Search the listing below for the word "Past" and copy each line that holds it.
++++ TASK INPUTS ++++
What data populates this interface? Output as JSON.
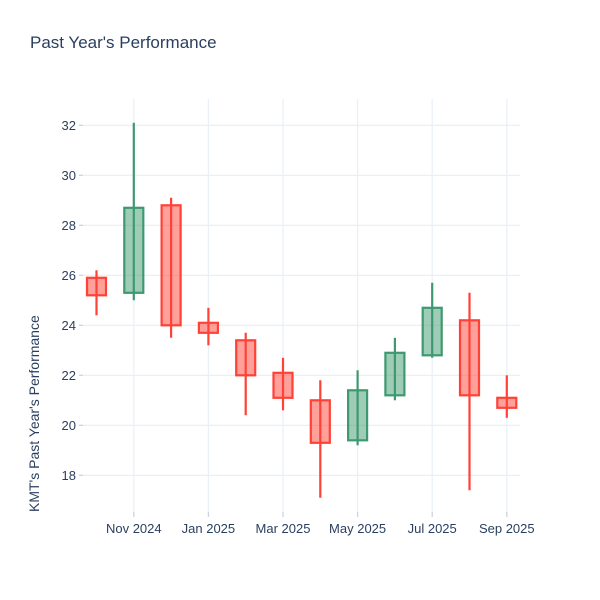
{
  "title": "Past Year's Performance",
  "chart_data": {
    "type": "candlestick",
    "title": "Past Year's Performance",
    "xlabel": "",
    "ylabel": "KMT's Past Year's Performance",
    "categories": [
      "Oct 2024",
      "Nov 2024",
      "Dec 2024",
      "Jan 2025",
      "Feb 2025",
      "Mar 2025",
      "Apr 2025",
      "May 2025",
      "Jun 2025",
      "Jul 2025",
      "Aug 2025",
      "Sep 2025"
    ],
    "series": [
      {
        "name": "open",
        "values": [
          25.9,
          25.3,
          28.8,
          24.1,
          23.4,
          22.1,
          21.0,
          19.4,
          21.2,
          22.8,
          24.2,
          21.1
        ]
      },
      {
        "name": "high",
        "values": [
          26.2,
          32.1,
          29.1,
          24.7,
          23.7,
          22.7,
          21.8,
          22.2,
          23.5,
          25.7,
          25.3,
          22.0
        ]
      },
      {
        "name": "low",
        "values": [
          24.4,
          25.0,
          23.5,
          23.2,
          20.4,
          20.6,
          17.1,
          19.2,
          21.0,
          22.7,
          17.4,
          20.3
        ]
      },
      {
        "name": "close",
        "values": [
          25.2,
          28.7,
          24.0,
          23.7,
          22.0,
          21.1,
          19.3,
          21.4,
          22.9,
          24.7,
          21.2,
          20.7
        ]
      }
    ],
    "x_tick_labels": [
      "Nov 2024",
      "Jan 2025",
      "Mar 2025",
      "May 2025",
      "Jul 2025",
      "Sep 2025"
    ],
    "x_tick_indices": [
      1,
      3,
      5,
      7,
      9,
      11
    ],
    "y_ticks": [
      18,
      20,
      22,
      24,
      26,
      28,
      30,
      32
    ],
    "ylim": [
      16.5,
      33.1
    ],
    "grid": true,
    "legend_position": "none",
    "colors": {
      "increasing_line": "#3D9970",
      "increasing_fill": "rgba(61,153,112,0.5)",
      "decreasing_line": "#FF4136",
      "decreasing_fill": "rgba(255,65,54,0.5)",
      "grid": "#EBF0F8",
      "tick_mark": "#CBD5E0",
      "text": "#2a3f5f",
      "background": "#ffffff"
    }
  }
}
++++
THE ANSWER:
  "title": "Past Year's Performance",
    "title": "Past Year's Performance",
    "ylabel": "KMT's Past Year's Performance",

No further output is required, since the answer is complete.